- Set task -
Collect all lines from the records below that include the word "زمان".

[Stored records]
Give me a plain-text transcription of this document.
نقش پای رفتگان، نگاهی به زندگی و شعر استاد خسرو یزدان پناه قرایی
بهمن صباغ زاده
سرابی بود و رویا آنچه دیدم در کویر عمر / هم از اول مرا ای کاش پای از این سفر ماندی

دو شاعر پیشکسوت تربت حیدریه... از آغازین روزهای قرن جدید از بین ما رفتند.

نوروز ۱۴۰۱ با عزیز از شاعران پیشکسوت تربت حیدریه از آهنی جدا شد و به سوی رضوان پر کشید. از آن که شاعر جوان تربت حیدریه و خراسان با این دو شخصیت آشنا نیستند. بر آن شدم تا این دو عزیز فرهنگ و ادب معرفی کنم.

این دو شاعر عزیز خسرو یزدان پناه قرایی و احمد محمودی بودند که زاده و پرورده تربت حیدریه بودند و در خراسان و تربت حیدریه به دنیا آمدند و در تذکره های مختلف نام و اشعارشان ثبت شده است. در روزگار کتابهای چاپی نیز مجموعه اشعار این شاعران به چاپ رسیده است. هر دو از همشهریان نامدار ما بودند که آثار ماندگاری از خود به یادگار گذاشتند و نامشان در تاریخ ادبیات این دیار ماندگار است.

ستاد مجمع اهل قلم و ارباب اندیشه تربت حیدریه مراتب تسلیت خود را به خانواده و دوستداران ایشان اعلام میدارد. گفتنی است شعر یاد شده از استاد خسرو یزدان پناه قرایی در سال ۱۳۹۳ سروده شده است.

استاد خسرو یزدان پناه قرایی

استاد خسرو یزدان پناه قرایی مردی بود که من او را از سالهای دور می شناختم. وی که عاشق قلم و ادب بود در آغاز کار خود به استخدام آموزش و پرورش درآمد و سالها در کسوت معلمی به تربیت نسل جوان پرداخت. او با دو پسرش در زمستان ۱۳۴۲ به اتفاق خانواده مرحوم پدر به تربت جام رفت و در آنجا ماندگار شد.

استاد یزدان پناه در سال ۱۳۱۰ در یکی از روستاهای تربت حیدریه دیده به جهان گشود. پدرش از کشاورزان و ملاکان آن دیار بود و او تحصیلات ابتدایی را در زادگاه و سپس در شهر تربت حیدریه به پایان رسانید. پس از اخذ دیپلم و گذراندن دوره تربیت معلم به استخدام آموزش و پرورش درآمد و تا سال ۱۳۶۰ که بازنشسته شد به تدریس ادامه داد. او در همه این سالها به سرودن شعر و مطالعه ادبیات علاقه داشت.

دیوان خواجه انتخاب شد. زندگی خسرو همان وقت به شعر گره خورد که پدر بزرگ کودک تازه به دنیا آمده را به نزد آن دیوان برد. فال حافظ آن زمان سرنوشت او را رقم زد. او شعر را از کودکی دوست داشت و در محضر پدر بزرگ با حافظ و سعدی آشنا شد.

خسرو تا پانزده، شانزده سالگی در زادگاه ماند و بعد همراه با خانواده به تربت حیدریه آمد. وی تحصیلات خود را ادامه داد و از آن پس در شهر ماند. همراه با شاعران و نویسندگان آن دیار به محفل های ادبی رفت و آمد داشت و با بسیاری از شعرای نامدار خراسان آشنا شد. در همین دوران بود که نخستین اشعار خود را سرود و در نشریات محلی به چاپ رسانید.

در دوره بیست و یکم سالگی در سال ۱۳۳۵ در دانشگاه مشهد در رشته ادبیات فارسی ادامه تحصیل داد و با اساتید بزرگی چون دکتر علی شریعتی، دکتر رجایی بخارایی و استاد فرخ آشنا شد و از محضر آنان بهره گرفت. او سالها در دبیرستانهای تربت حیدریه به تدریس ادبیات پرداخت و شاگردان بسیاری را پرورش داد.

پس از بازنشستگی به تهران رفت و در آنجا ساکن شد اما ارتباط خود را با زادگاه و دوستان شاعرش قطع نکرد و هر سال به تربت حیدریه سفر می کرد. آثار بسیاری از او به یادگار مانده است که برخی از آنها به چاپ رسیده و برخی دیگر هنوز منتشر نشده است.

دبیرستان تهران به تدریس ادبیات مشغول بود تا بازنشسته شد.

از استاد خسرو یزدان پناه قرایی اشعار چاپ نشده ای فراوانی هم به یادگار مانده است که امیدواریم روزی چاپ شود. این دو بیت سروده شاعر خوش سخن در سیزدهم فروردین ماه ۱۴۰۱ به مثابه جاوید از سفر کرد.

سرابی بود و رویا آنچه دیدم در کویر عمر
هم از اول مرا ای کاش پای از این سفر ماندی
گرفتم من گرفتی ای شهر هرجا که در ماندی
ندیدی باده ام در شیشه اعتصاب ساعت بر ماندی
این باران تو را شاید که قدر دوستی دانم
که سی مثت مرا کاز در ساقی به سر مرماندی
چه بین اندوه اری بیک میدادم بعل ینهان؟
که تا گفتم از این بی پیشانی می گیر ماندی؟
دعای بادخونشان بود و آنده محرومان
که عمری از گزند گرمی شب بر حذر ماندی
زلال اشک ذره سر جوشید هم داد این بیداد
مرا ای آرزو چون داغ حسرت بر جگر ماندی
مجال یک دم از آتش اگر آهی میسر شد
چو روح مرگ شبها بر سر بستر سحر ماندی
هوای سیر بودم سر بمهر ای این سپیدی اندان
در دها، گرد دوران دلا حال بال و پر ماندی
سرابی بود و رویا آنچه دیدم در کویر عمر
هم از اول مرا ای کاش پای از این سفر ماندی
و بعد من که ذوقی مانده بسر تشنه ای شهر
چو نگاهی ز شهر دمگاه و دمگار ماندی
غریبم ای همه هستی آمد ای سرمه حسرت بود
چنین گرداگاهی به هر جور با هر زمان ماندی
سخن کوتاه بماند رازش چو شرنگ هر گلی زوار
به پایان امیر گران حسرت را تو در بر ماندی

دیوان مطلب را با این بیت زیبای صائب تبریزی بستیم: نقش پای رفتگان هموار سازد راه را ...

- Result of the exercise -
دیوان خواجه انتخاب شد. زندگی خسرو همان وقت به شعر گره خورد که پدر بزرگ کودک تازه به دنیا آمده را به نزد آن دیوان برد. فال حافظ آن زمان سرنوشت او را رقم زد. او شعر را از کودکی دوست داشت و در محضر پدر بزرگ با حافظ و سعدی آشنا شد.
چنین گرداگاهی به هر جور با هر زمان ماندی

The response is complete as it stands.